SHORT EXERCISE:
Omit every picture and output the rest of the records exactly as they are.
◇ ◇ ◇ ◇
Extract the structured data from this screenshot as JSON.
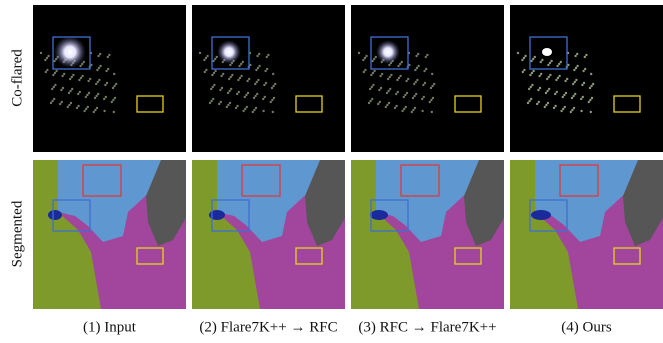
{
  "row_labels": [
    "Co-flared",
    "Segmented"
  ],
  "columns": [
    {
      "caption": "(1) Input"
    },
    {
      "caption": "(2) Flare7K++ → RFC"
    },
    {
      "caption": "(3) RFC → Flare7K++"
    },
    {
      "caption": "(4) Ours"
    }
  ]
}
◇ ◇ ◇ ◇
SOLUTION:
Extract the structured data from this screenshot as JSON.
{
  "row_labels": [
    "Co-flared",
    "Segmented"
  ],
  "columns": [
    {
      "caption": "(1) Input"
    },
    {
      "caption": "(2) Flare7K++ → RFC"
    },
    {
      "caption": "(3) RFC → Flare7K++"
    },
    {
      "caption": "(4) Ours"
    }
  ]
}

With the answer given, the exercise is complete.